WORK TASK:
Your answer is the listing, printed exactly as given.

INPUT DATA:
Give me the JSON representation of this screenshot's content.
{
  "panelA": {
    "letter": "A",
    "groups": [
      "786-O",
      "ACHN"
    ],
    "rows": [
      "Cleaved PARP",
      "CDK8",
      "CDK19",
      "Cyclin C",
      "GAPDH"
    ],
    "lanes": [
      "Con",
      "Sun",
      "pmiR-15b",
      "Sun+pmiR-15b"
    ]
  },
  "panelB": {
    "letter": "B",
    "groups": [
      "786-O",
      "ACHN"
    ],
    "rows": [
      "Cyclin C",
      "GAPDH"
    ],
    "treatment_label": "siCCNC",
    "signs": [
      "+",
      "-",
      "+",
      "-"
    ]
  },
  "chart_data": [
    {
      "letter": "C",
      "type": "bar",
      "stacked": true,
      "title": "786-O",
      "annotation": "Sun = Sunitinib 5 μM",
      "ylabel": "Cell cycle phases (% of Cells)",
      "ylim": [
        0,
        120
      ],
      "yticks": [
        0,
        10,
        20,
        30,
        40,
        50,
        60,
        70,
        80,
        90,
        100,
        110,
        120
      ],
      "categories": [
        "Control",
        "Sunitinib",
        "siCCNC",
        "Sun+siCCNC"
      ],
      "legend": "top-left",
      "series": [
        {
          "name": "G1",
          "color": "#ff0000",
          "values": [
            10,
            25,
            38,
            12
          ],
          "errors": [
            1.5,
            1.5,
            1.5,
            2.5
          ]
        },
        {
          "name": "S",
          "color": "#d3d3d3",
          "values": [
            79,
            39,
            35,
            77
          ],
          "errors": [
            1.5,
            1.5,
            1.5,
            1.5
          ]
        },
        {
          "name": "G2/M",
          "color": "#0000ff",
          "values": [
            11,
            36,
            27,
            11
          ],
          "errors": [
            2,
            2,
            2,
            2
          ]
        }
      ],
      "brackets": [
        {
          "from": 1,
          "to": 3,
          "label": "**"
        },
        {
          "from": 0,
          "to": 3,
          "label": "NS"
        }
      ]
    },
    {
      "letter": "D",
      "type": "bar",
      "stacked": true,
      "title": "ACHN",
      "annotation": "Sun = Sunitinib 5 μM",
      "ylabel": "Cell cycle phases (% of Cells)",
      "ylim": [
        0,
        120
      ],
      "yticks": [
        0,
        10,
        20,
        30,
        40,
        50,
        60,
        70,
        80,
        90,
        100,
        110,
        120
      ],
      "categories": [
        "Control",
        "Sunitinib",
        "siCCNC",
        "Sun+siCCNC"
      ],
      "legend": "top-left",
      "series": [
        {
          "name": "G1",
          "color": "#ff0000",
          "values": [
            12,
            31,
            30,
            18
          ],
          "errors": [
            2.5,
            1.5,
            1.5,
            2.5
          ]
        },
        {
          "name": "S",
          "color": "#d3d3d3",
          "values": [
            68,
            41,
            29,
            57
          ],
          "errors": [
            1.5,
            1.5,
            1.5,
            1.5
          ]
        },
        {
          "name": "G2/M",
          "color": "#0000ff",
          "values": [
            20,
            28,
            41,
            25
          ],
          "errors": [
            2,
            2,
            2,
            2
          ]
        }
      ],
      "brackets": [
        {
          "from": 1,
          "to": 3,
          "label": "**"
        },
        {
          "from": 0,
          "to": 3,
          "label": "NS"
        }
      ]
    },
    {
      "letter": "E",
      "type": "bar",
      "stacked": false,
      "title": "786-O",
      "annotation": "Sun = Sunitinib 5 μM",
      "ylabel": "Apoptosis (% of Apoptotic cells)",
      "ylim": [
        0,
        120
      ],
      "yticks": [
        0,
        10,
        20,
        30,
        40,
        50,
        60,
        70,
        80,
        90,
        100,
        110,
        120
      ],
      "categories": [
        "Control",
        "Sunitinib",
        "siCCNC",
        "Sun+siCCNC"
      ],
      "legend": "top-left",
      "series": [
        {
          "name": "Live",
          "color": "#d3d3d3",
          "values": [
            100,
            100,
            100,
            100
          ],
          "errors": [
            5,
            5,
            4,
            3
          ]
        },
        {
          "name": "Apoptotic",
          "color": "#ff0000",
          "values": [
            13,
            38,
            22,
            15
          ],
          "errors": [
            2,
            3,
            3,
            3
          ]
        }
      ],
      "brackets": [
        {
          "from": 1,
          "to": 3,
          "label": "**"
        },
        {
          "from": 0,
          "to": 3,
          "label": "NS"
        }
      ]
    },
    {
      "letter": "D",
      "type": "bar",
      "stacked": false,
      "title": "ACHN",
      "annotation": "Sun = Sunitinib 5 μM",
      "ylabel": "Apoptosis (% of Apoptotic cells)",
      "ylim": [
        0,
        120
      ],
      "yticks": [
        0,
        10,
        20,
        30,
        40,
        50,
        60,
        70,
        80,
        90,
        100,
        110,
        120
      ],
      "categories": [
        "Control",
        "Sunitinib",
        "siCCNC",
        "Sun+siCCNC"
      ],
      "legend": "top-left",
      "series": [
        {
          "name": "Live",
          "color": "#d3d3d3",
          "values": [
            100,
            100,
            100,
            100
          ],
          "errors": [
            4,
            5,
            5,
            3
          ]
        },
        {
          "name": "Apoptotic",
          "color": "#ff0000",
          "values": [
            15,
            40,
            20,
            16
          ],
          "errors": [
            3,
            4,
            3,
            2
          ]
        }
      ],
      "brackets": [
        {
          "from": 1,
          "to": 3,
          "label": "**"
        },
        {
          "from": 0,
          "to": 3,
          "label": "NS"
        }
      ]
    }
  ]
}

RESULT OF THE EXERCISE:
Give me the JSON representation of this screenshot's content.
{
  "panelA": {
    "letter": "A",
    "groups": [
      "786-O",
      "ACHN"
    ],
    "rows": [
      "Cleaved PARP",
      "CDK8",
      "CDK19",
      "Cyclin C",
      "GAPDH"
    ],
    "lanes": [
      "Con",
      "Sun",
      "pmiR-15b",
      "Sun+pmiR-15b"
    ]
  },
  "panelB": {
    "letter": "B",
    "groups": [
      "786-O",
      "ACHN"
    ],
    "rows": [
      "Cyclin C",
      "GAPDH"
    ],
    "treatment_label": "siCCNC",
    "signs": [
      "+",
      "-",
      "+",
      "-"
    ]
  },
  "chart_data": [
    {
      "letter": "C",
      "type": "bar",
      "stacked": true,
      "title": "786-O",
      "annotation": "Sun = Sunitinib 5 μM",
      "ylabel": "Cell cycle phases (% of Cells)",
      "ylim": [
        0,
        120
      ],
      "yticks": [
        0,
        10,
        20,
        30,
        40,
        50,
        60,
        70,
        80,
        90,
        100,
        110,
        120
      ],
      "categories": [
        "Control",
        "Sunitinib",
        "siCCNC",
        "Sun+siCCNC"
      ],
      "legend": "top-left",
      "series": [
        {
          "name": "G1",
          "color": "#ff0000",
          "values": [
            10,
            25,
            38,
            12
          ],
          "errors": [
            1.5,
            1.5,
            1.5,
            2.5
          ]
        },
        {
          "name": "S",
          "color": "#d3d3d3",
          "values": [
            79,
            39,
            35,
            77
          ],
          "errors": [
            1.5,
            1.5,
            1.5,
            1.5
          ]
        },
        {
          "name": "G2/M",
          "color": "#0000ff",
          "values": [
            11,
            36,
            27,
            11
          ],
          "errors": [
            2,
            2,
            2,
            2
          ]
        }
      ],
      "brackets": [
        {
          "from": 1,
          "to": 3,
          "label": "**"
        },
        {
          "from": 0,
          "to": 3,
          "label": "NS"
        }
      ]
    },
    {
      "letter": "D",
      "type": "bar",
      "stacked": true,
      "title": "ACHN",
      "annotation": "Sun = Sunitinib 5 μM",
      "ylabel": "Cell cycle phases (% of Cells)",
      "ylim": [
        0,
        120
      ],
      "yticks": [
        0,
        10,
        20,
        30,
        40,
        50,
        60,
        70,
        80,
        90,
        100,
        110,
        120
      ],
      "categories": [
        "Control",
        "Sunitinib",
        "siCCNC",
        "Sun+siCCNC"
      ],
      "legend": "top-left",
      "series": [
        {
          "name": "G1",
          "color": "#ff0000",
          "values": [
            12,
            31,
            30,
            18
          ],
          "errors": [
            2.5,
            1.5,
            1.5,
            2.5
          ]
        },
        {
          "name": "S",
          "color": "#d3d3d3",
          "values": [
            68,
            41,
            29,
            57
          ],
          "errors": [
            1.5,
            1.5,
            1.5,
            1.5
          ]
        },
        {
          "name": "G2/M",
          "color": "#0000ff",
          "values": [
            20,
            28,
            41,
            25
          ],
          "errors": [
            2,
            2,
            2,
            2
          ]
        }
      ],
      "brackets": [
        {
          "from": 1,
          "to": 3,
          "label": "**"
        },
        {
          "from": 0,
          "to": 3,
          "label": "NS"
        }
      ]
    },
    {
      "letter": "E",
      "type": "bar",
      "stacked": false,
      "title": "786-O",
      "annotation": "Sun = Sunitinib 5 μM",
      "ylabel": "Apoptosis (% of Apoptotic cells)",
      "ylim": [
        0,
        120
      ],
      "yticks": [
        0,
        10,
        20,
        30,
        40,
        50,
        60,
        70,
        80,
        90,
        100,
        110,
        120
      ],
      "categories": [
        "Control",
        "Sunitinib",
        "siCCNC",
        "Sun+siCCNC"
      ],
      "legend": "top-left",
      "series": [
        {
          "name": "Live",
          "color": "#d3d3d3",
          "values": [
            100,
            100,
            100,
            100
          ],
          "errors": [
            5,
            5,
            4,
            3
          ]
        },
        {
          "name": "Apoptotic",
          "color": "#ff0000",
          "values": [
            13,
            38,
            22,
            15
          ],
          "errors": [
            2,
            3,
            3,
            3
          ]
        }
      ],
      "brackets": [
        {
          "from": 1,
          "to": 3,
          "label": "**"
        },
        {
          "from": 0,
          "to": 3,
          "label": "NS"
        }
      ]
    },
    {
      "letter": "D",
      "type": "bar",
      "stacked": false,
      "title": "ACHN",
      "annotation": "Sun = Sunitinib 5 μM",
      "ylabel": "Apoptosis (% of Apoptotic cells)",
      "ylim": [
        0,
        120
      ],
      "yticks": [
        0,
        10,
        20,
        30,
        40,
        50,
        60,
        70,
        80,
        90,
        100,
        110,
        120
      ],
      "categories": [
        "Control",
        "Sunitinib",
        "siCCNC",
        "Sun+siCCNC"
      ],
      "legend": "top-left",
      "series": [
        {
          "name": "Live",
          "color": "#d3d3d3",
          "values": [
            100,
            100,
            100,
            100
          ],
          "errors": [
            4,
            5,
            5,
            3
          ]
        },
        {
          "name": "Apoptotic",
          "color": "#ff0000",
          "values": [
            15,
            40,
            20,
            16
          ],
          "errors": [
            3,
            4,
            3,
            2
          ]
        }
      ],
      "brackets": [
        {
          "from": 1,
          "to": 3,
          "label": "**"
        },
        {
          "from": 0,
          "to": 3,
          "label": "NS"
        }
      ]
    }
  ]
}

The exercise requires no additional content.